**Problem to solve**: Without including any images, repeat the data exactly.
--- BEGIN Extracted entries ---
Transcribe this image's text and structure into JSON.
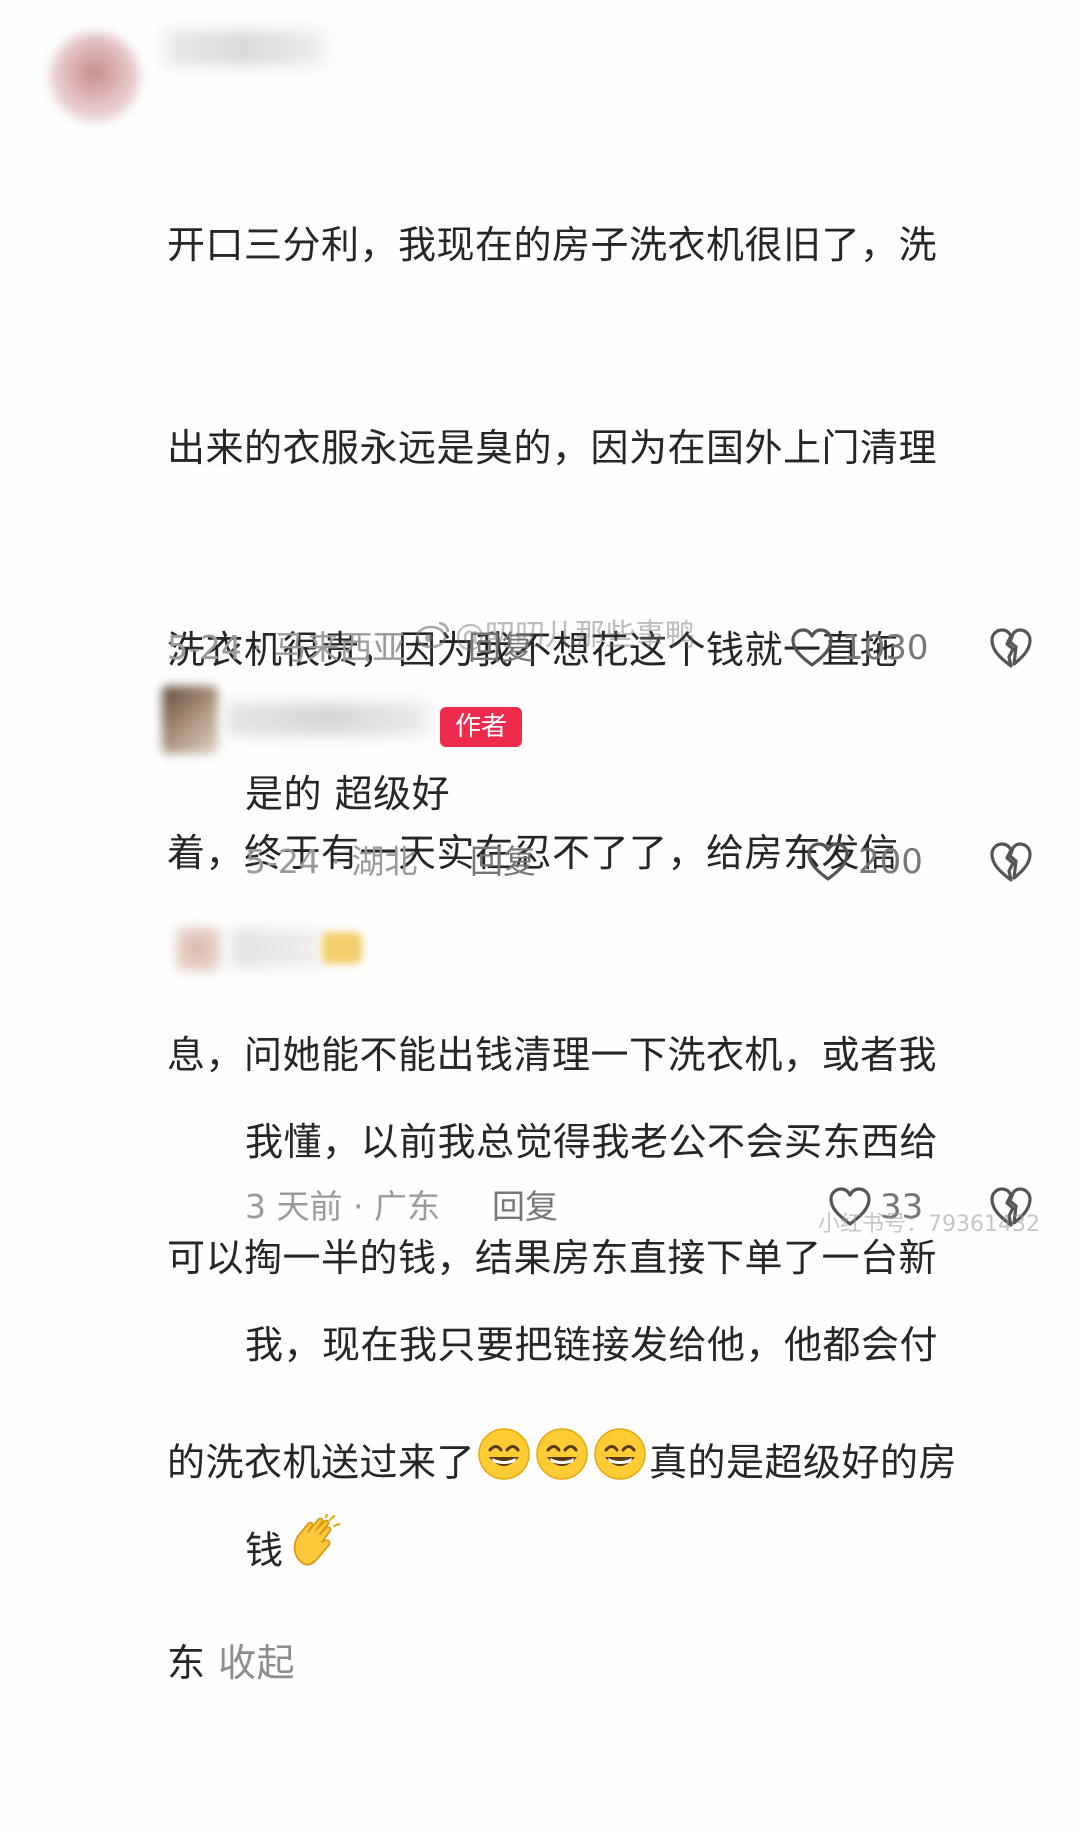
{
  "comments": [
    {
      "lines": [
        "开口三分利，我现在的房子洗衣机很旧了，洗",
        "出来的衣服永远是臭的，因为在国外上门清理",
        "洗衣机很贵，因为我不想花这个钱就一直拖",
        "着，终于有一天实在忍不了了，给房东发信",
        "息，问她能不能出钱清理一下洗衣机，或者我",
        "可以掏一半的钱，结果房东直接下单了一台新"
      ],
      "line7_before": "的洗衣机送过来了",
      "line7_after": "真的是超级好的房",
      "line8": "东",
      "collapse_label": "收起",
      "date_location": "5-24 · 马来西亚",
      "reply_label": "回复",
      "likes": "1030"
    },
    {
      "author_badge": "作者",
      "text": "是的 超级好",
      "date_location": "5-24 · 湖北",
      "reply_label": "回复",
      "likes": "200"
    },
    {
      "lines": [
        "我懂，以前我总觉得我老公不会买东西给",
        "我，现在我只要把链接发给他，他都会付"
      ],
      "line3": "钱",
      "date_location": "3 天前 · 广东",
      "reply_label": "回复",
      "likes": "33"
    }
  ],
  "watermark": "@叨叨儿那些事鸭",
  "corner_watermark": "小红书号：79361432",
  "icons": {
    "like": "heart-outline-icon",
    "dislike": "broken-heart-icon",
    "emoji_grin": "grinning-face-emoji",
    "emoji_clap": "clapping-hands-emoji",
    "weibo": "weibo-logo-icon"
  },
  "colors": {
    "author_badge": "#ee2b4d",
    "text": "#262626",
    "meta": "#9a9a9a"
  }
}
--- END Extracted entries ---
**Task output**:
Transcribe this image's text and structure into JSON.
{
  "comments": [
    {
      "lines": [
        "开口三分利，我现在的房子洗衣机很旧了，洗",
        "出来的衣服永远是臭的，因为在国外上门清理",
        "洗衣机很贵，因为我不想花这个钱就一直拖",
        "着，终于有一天实在忍不了了，给房东发信",
        "息，问她能不能出钱清理一下洗衣机，或者我",
        "可以掏一半的钱，结果房东直接下单了一台新"
      ],
      "line7_before": "的洗衣机送过来了",
      "line7_after": "真的是超级好的房",
      "line8": "东",
      "collapse_label": "收起",
      "date_location": "5-24 · 马来西亚",
      "reply_label": "回复",
      "likes": "1030"
    },
    {
      "author_badge": "作者",
      "text": "是的 超级好",
      "date_location": "5-24 · 湖北",
      "reply_label": "回复",
      "likes": "200"
    },
    {
      "lines": [
        "我懂，以前我总觉得我老公不会买东西给",
        "我，现在我只要把链接发给他，他都会付"
      ],
      "line3": "钱",
      "date_location": "3 天前 · 广东",
      "reply_label": "回复",
      "likes": "33"
    }
  ],
  "watermark": "@叨叨儿那些事鸭",
  "corner_watermark": "小红书号：79361432",
  "icons": {
    "like": "heart-outline-icon",
    "dislike": "broken-heart-icon",
    "emoji_grin": "grinning-face-emoji",
    "emoji_clap": "clapping-hands-emoji",
    "weibo": "weibo-logo-icon"
  },
  "colors": {
    "author_badge": "#ee2b4d",
    "text": "#262626",
    "meta": "#9a9a9a"
  }
}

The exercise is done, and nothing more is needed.